___ Information given ___

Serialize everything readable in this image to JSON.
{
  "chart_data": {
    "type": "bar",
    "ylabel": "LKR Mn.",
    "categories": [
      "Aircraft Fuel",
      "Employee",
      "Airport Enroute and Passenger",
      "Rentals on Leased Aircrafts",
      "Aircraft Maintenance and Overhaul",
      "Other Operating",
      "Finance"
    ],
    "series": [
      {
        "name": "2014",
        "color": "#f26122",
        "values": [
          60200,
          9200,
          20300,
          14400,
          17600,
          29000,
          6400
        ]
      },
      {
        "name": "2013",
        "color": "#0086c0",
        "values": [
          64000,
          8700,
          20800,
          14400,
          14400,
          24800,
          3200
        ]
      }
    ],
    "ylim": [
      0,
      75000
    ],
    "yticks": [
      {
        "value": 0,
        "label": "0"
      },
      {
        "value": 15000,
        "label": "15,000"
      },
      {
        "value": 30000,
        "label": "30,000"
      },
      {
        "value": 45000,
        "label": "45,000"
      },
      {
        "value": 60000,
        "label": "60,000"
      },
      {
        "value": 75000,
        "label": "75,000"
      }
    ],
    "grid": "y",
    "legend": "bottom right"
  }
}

___

The problem – Take the data above and return it exactly.

Result of this task –
Serialize everything readable in this image to JSON.
{
  "chart_data": {
    "type": "bar",
    "ylabel": "LKR Mn.",
    "categories": [
      "Aircraft Fuel",
      "Employee",
      "Airport Enroute and Passenger",
      "Rentals on Leased Aircrafts",
      "Aircraft Maintenance and Overhaul",
      "Other Operating",
      "Finance"
    ],
    "series": [
      {
        "name": "2014",
        "color": "#f26122",
        "values": [
          60200,
          9200,
          20300,
          14400,
          17600,
          29000,
          6400
        ]
      },
      {
        "name": "2013",
        "color": "#0086c0",
        "values": [
          64000,
          8700,
          20800,
          14400,
          14400,
          24800,
          3200
        ]
      }
    ],
    "ylim": [
      0,
      75000
    ],
    "yticks": [
      {
        "value": 0,
        "label": "0"
      },
      {
        "value": 15000,
        "label": "15,000"
      },
      {
        "value": 30000,
        "label": "30,000"
      },
      {
        "value": 45000,
        "label": "45,000"
      },
      {
        "value": 60000,
        "label": "60,000"
      },
      {
        "value": 75000,
        "label": "75,000"
      }
    ],
    "grid": "y",
    "legend": "bottom right"
  }
}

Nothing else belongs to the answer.